Excerpt:
-------------------------
Surface diffusion can play an important role in creating a topological modification on the surface as in the case of nanoparticle growth. In the following work we aim to identify the kinetic barrier for the diffusion of a Silver (Ag) atom as it hops from a three-fold fcc site to the adjacent three-fold hcp site on (111) surface of Copper (Cu). We will use density functional theory-based methods to evaluate the activation barrier for the hopping process. We will also calculate the frequency of this hopping process.

Calculation Details

Electronic Calculations

Electronic structure calculations were performed using the Vienna Ab initio Simulation Package (VASP)[1, 2] a plane wave basis set pseudo-potential code. We used the projector augmented wave (PAW) [3] method for core-valence treatment. The exchange and correlation energies were calculated using the Perdew, Burke, and Ernzerhof (PBE) [4] functional described within the generalized gradient approximation (GGA) [5]. A plane-wave basis set cutoff energy of 450 eV was used. The ionic convergence limit was set to 0.01 eV Å-1 while the electronic convergence limit was set to 10-5 eV. The Fermi level was smeared with the Methfessel-Paxton [6] scheme using a smearing width (σ) of 0.2 eV.
-------------------------
Short task 1:
Return the section of the surface diffusion excerpt that starts with the words containing "Calculation Details" and ends with "(σ) of 0.2 eV.", copied word for word.

Record list:
-------------------------
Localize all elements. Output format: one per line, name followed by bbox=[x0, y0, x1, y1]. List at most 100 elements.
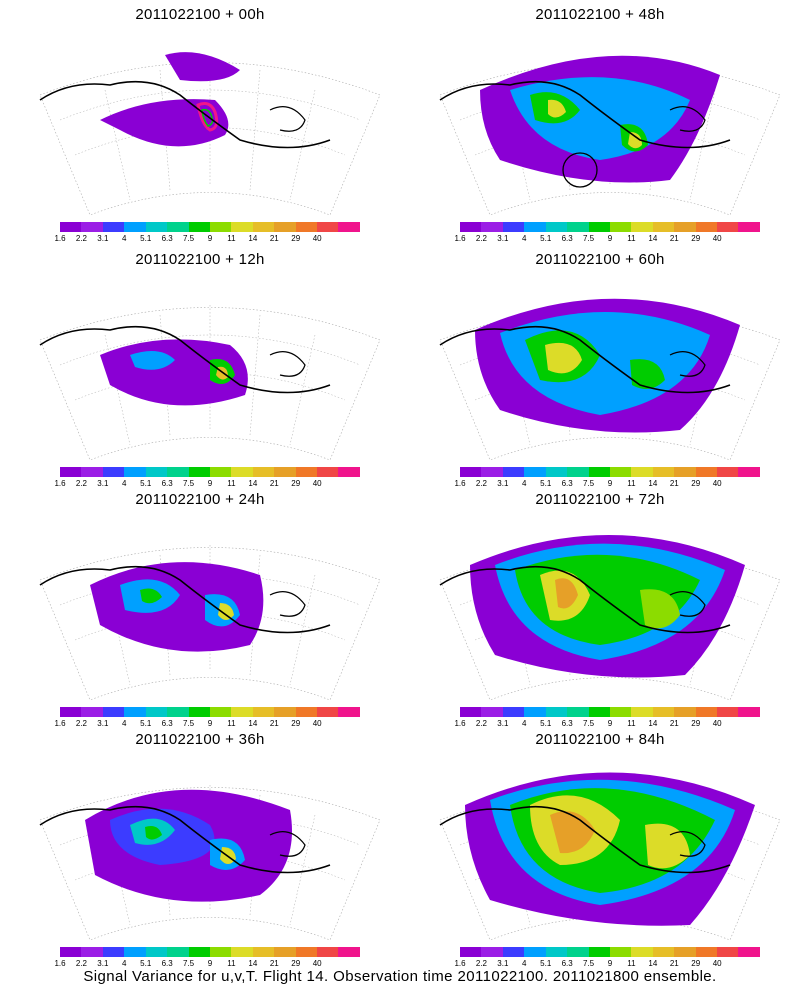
colorbar-tick-label: 6.3 bbox=[161, 719, 173, 728]
colorbar-tick-label: 7.5 bbox=[183, 719, 195, 728]
colorbar-swatch bbox=[567, 467, 589, 477]
colorbar-swatch bbox=[545, 947, 568, 957]
colorbar-swatch bbox=[102, 707, 125, 717]
colorbar-swatch bbox=[502, 947, 525, 957]
colorbar-tick-label: 7.5 bbox=[583, 479, 595, 488]
colorbar-swatch bbox=[231, 707, 253, 717]
colorbar-swatch bbox=[567, 222, 589, 232]
colorbar-swatch bbox=[738, 707, 760, 717]
colorbar-swatch bbox=[145, 467, 168, 477]
colorbar-swatch bbox=[209, 707, 232, 717]
colorbar-tick-label: 21 bbox=[269, 234, 279, 243]
colorbar-tick-label: 11 bbox=[627, 234, 636, 243]
colorbar-tick-label: 4 bbox=[522, 959, 527, 968]
colorbar-tick-label: 6.3 bbox=[161, 479, 173, 488]
colorbar-swatch bbox=[81, 707, 103, 717]
colorbar-tick-label: 14 bbox=[248, 479, 258, 488]
colorbar-tick-label: 9 bbox=[207, 959, 213, 968]
colorbar-swatch bbox=[252, 222, 275, 232]
target-circle bbox=[562, 152, 598, 188]
colorbar-tick-label: 4 bbox=[122, 479, 127, 488]
colorbar-swatch bbox=[167, 947, 189, 957]
colorbar-swatch bbox=[695, 947, 718, 957]
colorbar-tick-label: 7.5 bbox=[583, 719, 595, 728]
colorbar-swatch bbox=[588, 947, 610, 957]
colorbar-tick-label: 1.6 bbox=[54, 234, 66, 243]
colorbar-swatch bbox=[102, 947, 125, 957]
colorbar-tick-label: 4 bbox=[122, 959, 127, 968]
colorbar-swatch bbox=[167, 467, 189, 477]
colorbar-swatch bbox=[652, 947, 675, 957]
colorbar-tick-label: 40 bbox=[712, 479, 722, 488]
colorbar-swatch bbox=[60, 467, 82, 477]
colorbar-swatch bbox=[674, 947, 696, 957]
colorbar-tick-label: 3.1 bbox=[497, 234, 509, 243]
colorbar-swatch bbox=[481, 222, 503, 232]
colorbar-tick-label: 40 bbox=[312, 234, 322, 243]
colorbar-tick-label: 6.3 bbox=[561, 719, 573, 728]
colorbar-swatch bbox=[295, 467, 318, 477]
colorbar-tick-label: 2.2 bbox=[475, 719, 487, 728]
colorbar-tick-label: 21 bbox=[669, 234, 679, 243]
colorbar-swatch bbox=[188, 947, 210, 957]
colorbar bbox=[60, 467, 360, 477]
panel-title: 2011022100 + 60h bbox=[535, 251, 665, 268]
colorbar-swatch bbox=[274, 947, 296, 957]
colorbar-tick-label: 29 bbox=[691, 479, 701, 488]
colorbar-swatch bbox=[317, 222, 339, 232]
colorbar-tick-label: 29 bbox=[691, 234, 701, 243]
colorbar-ticks: 1.6 2.2 3.1 4 5.1 6.3 7.5 9 11 14 21 29 40 bbox=[448, 479, 760, 489]
colorbar-tick-label: 11 bbox=[627, 479, 636, 488]
map bbox=[39, 52, 381, 216]
colorbar-ticks: 1.6 2.2 3.1 4 5.1 6.3 7.5 9 11 14 21 29 40 bbox=[48, 479, 360, 489]
colorbar-swatch bbox=[209, 947, 232, 957]
colorbar-tick-label: 7.5 bbox=[583, 959, 595, 968]
colorbar-tick-label: 29 bbox=[291, 959, 301, 968]
colorbar-tick-label: 3.1 bbox=[97, 234, 109, 243]
colorbar-tick-label: 3.1 bbox=[97, 719, 109, 728]
colorbar-swatch bbox=[102, 467, 125, 477]
colorbar bbox=[460, 467, 760, 477]
colorbar-swatch bbox=[609, 222, 632, 232]
colorbar-tick-label: 1.6 bbox=[454, 719, 466, 728]
colorbar-tick-label: 40 bbox=[312, 959, 322, 968]
panel-36h: 2011022100 + 36h 1.6 2.2 3.1 4 5.1 6.3 7.5 9 11 1… bbox=[0, 725, 400, 968]
colorbar-tick-label: 40 bbox=[312, 479, 322, 488]
colorbar-tick-label: 29 bbox=[291, 234, 301, 243]
colorbar-tick-label: 6.3 bbox=[561, 479, 573, 488]
colorbar-swatch bbox=[274, 222, 296, 232]
panel-title: 2011022100 + 84h bbox=[535, 731, 665, 748]
colorbar-tick-label: 3.1 bbox=[97, 959, 109, 968]
colorbar-tick-label: 3.1 bbox=[497, 959, 509, 968]
colorbar-swatch bbox=[124, 467, 146, 477]
colorbar-swatch bbox=[631, 467, 653, 477]
colorbar-tick-label: 1.6 bbox=[54, 719, 66, 728]
colorbar-tick-label: 6.3 bbox=[561, 959, 573, 968]
colorbar-swatch bbox=[295, 222, 318, 232]
colorbar-tick-label: 9 bbox=[607, 959, 613, 968]
colorbar-swatch bbox=[717, 467, 739, 477]
panel-title: 2011022100 + 00h bbox=[135, 6, 265, 23]
colorbar-swatch bbox=[588, 222, 610, 232]
colorbar-tick-label: 6.3 bbox=[161, 959, 173, 968]
colorbar-swatch bbox=[188, 467, 210, 477]
colorbar-swatch bbox=[652, 467, 675, 477]
panel-title: 2011022100 + 24h bbox=[135, 491, 265, 508]
colorbar-swatch bbox=[609, 467, 632, 477]
colorbar-swatch bbox=[460, 707, 482, 717]
colorbar-tick-label: 29 bbox=[691, 719, 701, 728]
colorbar-tick-label: 14 bbox=[248, 959, 258, 968]
hot-spot bbox=[196, 102, 219, 132]
colorbar-tick-label: 4 bbox=[122, 719, 127, 728]
colorbar-tick-label: 40 bbox=[712, 959, 722, 968]
colorbar-swatch bbox=[231, 947, 253, 957]
colorbar-tick-label: 11 bbox=[227, 479, 236, 488]
colorbar-swatch bbox=[481, 707, 503, 717]
colorbar-tick-label: 11 bbox=[227, 719, 236, 728]
panel-title: 2011022100 + 72h bbox=[535, 491, 665, 508]
colorbar-swatch bbox=[317, 467, 339, 477]
colorbar-swatch bbox=[231, 467, 253, 477]
colorbar-tick-label: 9 bbox=[607, 719, 613, 728]
panel-title: 2011022100 + 12h bbox=[135, 251, 265, 268]
colorbar-tick-label: 14 bbox=[248, 234, 258, 243]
-------------------------
Short task 2:
Please retype the lines in the records from the line containing "colorbar-tick-label: 6.3 bbox=[161, 719, 173, 728]" through the line containing "colorbar-tick-label: 7.5 bbox=[583, 479, 595, 488]", both included, without any changes.

Result 1:
Calculation Details

Electronic Calculations

Electronic structure calculations were performed using the Vienna Ab initio Simulation Package (VASP)[1, 2] a plane wave basis set pseudo-potential code. We used the projector augmented wave (PAW) [3] method for core-valence treatment. The exchange and correlation energies were calculated using the Perdew, Burke, and Ernzerhof (PBE) [4] functional described within the generalized gradient approximation (GGA) [5]. A plane-wave basis set cutoff energy of 450 eV was used. The ionic convergence limit was set to 0.01 eV Å-1 while the electronic convergence limit was set to 10-5 eV. The Fermi level was smeared with the Methfessel-Paxton [6] scheme using a smearing width (σ) of 0.2 eV.

Result 2:
colorbar-tick-label: 6.3 bbox=[161, 719, 173, 728]
colorbar-tick-label: 7.5 bbox=[183, 719, 195, 728]
colorbar-swatch bbox=[567, 467, 589, 477]
colorbar-swatch bbox=[545, 947, 568, 957]
colorbar-swatch bbox=[102, 707, 125, 717]
colorbar-swatch bbox=[502, 947, 525, 957]
colorbar-tick-label: 7.5 bbox=[583, 479, 595, 488]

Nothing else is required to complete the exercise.